** START STORED RECORDS **

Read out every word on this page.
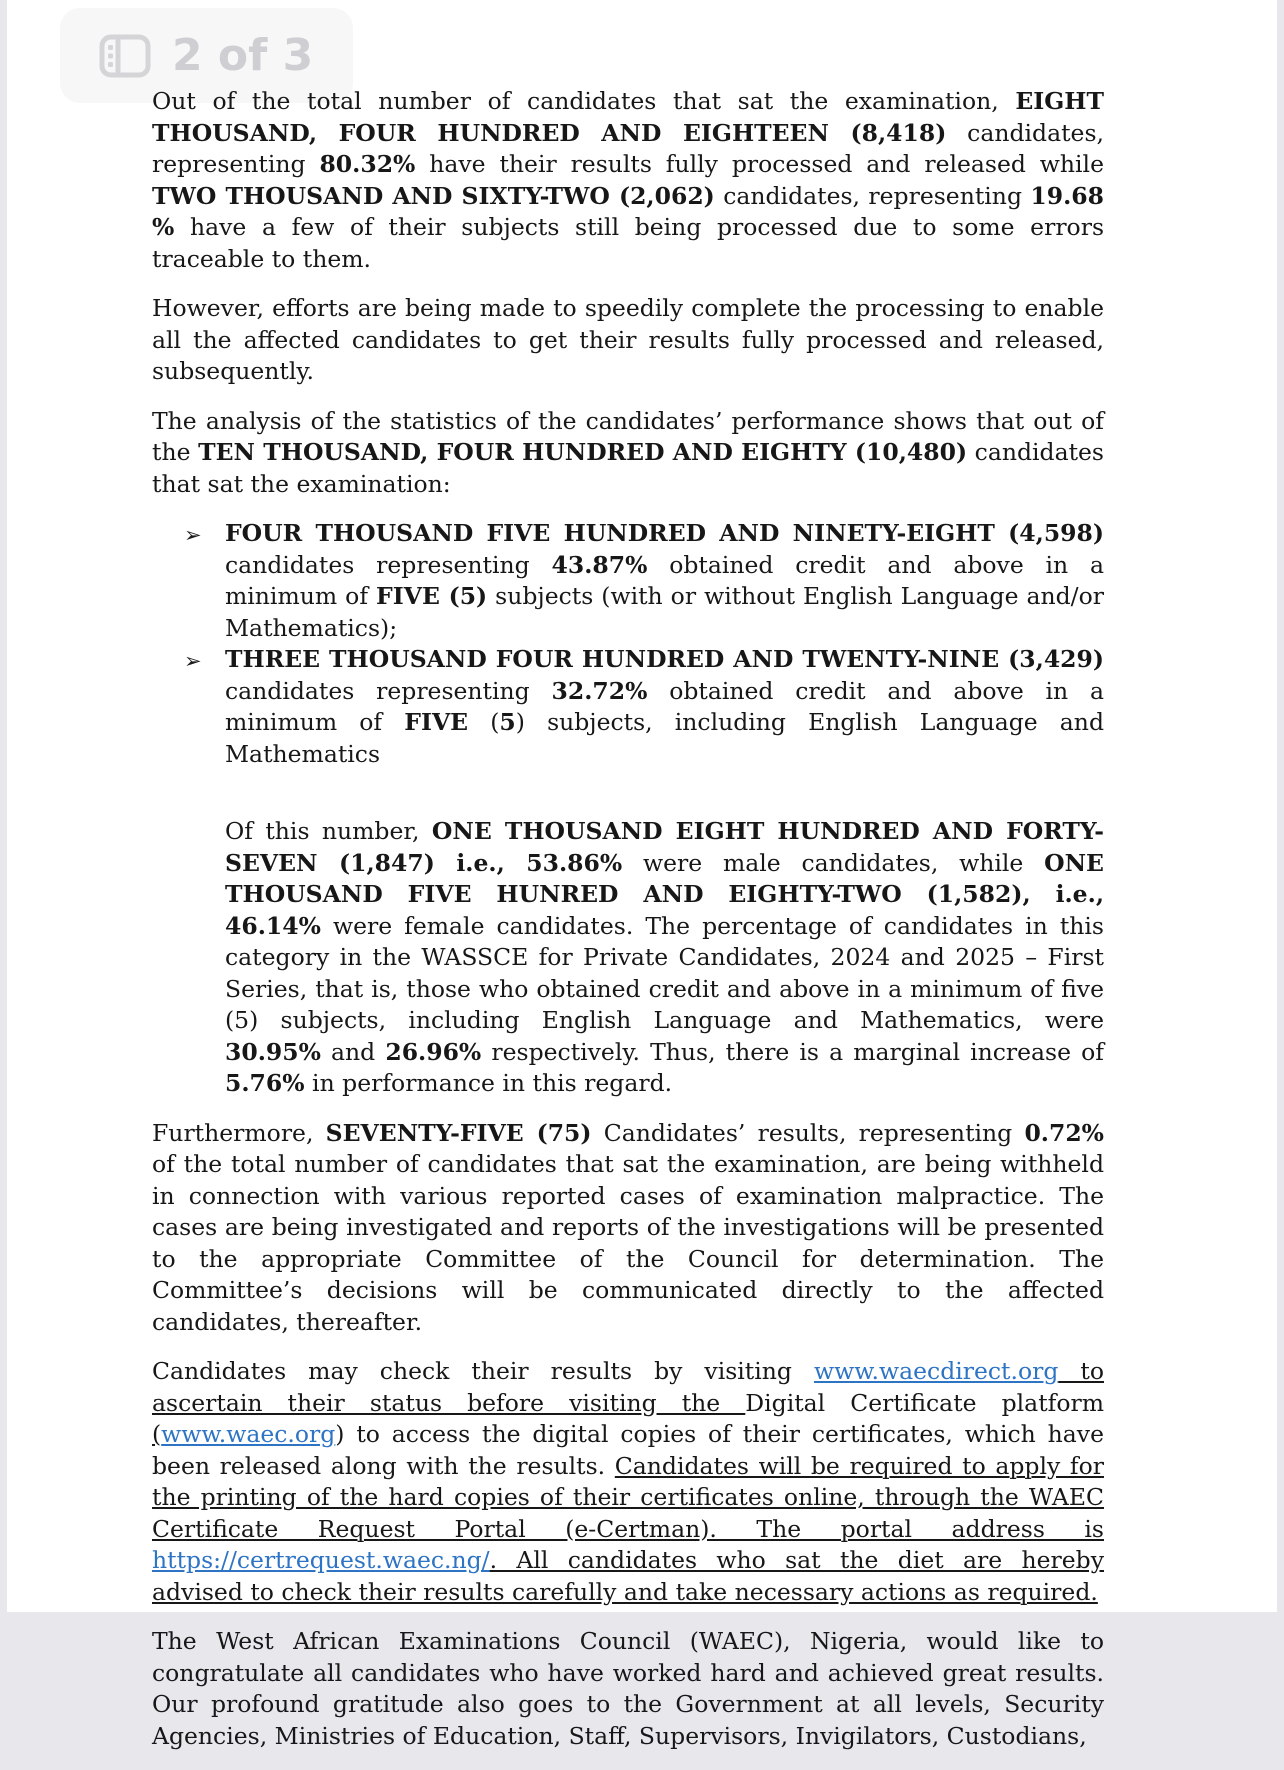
2 of 3

Out of the total number of candidates that sat the examination, EIGHT THOUSAND, FOUR HUNDRED AND EIGHTEEN (8,418) candidates, representing 80.32% have their results fully processed and released while TWO THOUSAND AND SIXTY-TWO (2,062) candidates, representing 19.68 % have a few of their subjects still being processed due to some errors traceable to them.

However, efforts are being made to speedily complete the processing to enable all the affected candidates to get their results fully processed and released, subsequently.

The analysis of the statistics of the candidates’ performance shows that out of the TEN THOUSAND, FOUR HUNDRED AND EIGHTY (10,480) candidates that sat the examination:

➢ FOUR THOUSAND FIVE HUNDRED AND NINETY-EIGHT (4,598) candidates representing 43.87% obtained credit and above in a minimum of FIVE (5) subjects (with or without English Language and/or Mathematics);
➢ THREE THOUSAND FOUR HUNDRED AND TWENTY-NINE (3,429) candidates representing 32.72% obtained credit and above in a minimum of FIVE (5) subjects, including English Language and Mathematics

Of this number, ONE THOUSAND EIGHT HUNDRED AND FORTY-SEVEN (1,847) i.e., 53.86% were male candidates, while ONE THOUSAND FIVE HUNRED AND EIGHTY-TWO (1,582), i.e., 46.14% were female candidates. The percentage of candidates in this category in the WASSCE for Private Candidates, 2024 and 2025 – First Series, that is, those who obtained credit and above in a minimum of five (5) subjects, including English Language and Mathematics, were 30.95% and 26.96% respectively. Thus, there is a marginal increase of 5.76% in performance in this regard.

Furthermore, SEVENTY-FIVE (75) Candidates’ results, representing 0.72% of the total number of candidates that sat the examination, are being withheld in connection with various reported cases of examination malpractice. The cases are being investigated and reports of the investigations will be presented to the appropriate Committee of the Council for determination. The Committee’s decisions will be communicated directly to the affected candidates, thereafter.

Candidates may check their results by visiting www.waecdirect.org to ascertain their status before visiting the Digital Certificate platform (www.waec.org) to access the digital copies of their certificates, which have been released along with the results. Candidates will be required to apply for the printing of the hard copies of their certificates online, through the WAEC Certificate Request Portal (e-Certman). The portal address is https://certrequest.waec.ng/. All candidates who sat the diet are hereby advised to check their results carefully and take necessary actions as required.

The West African Examinations Council (WAEC), Nigeria, would like to congratulate all candidates who have worked hard and achieved great results. Our profound gratitude also goes to the Government at all levels, Security Agencies, Ministries of Education, Staff, Supervisors, Invigilators, Custodians,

** END STORED RECORDS **

▶ WHAT TO DO
Where a line holds the string "EIGHTY", copy that line.

▶ COMPLETE OUTPUT
The analysis of the statistics of the candidates’ performance shows that out of the TEN THOUSAND, FOUR HUNDRED AND EIGHTY (10,480) candidates that sat the examination:
Of this number, ONE THOUSAND EIGHT HUNDRED AND FORTY-SEVEN (1,847) i.e., 53.86% were male candidates, while ONE THOUSAND FIVE HUNRED AND EIGHTY-TWO (1,582), i.e., 46.14% were female candidates. The percentage of candidates in this category in the WASSCE for Private Candidates, 2024 and 2025 – First Series, that is, those who obtained credit and above in a minimum of five (5) subjects, including English Language and Mathematics, were 30.95% and 26.96% respectively. Thus, there is a marginal increase of 5.76% in performance in this regard.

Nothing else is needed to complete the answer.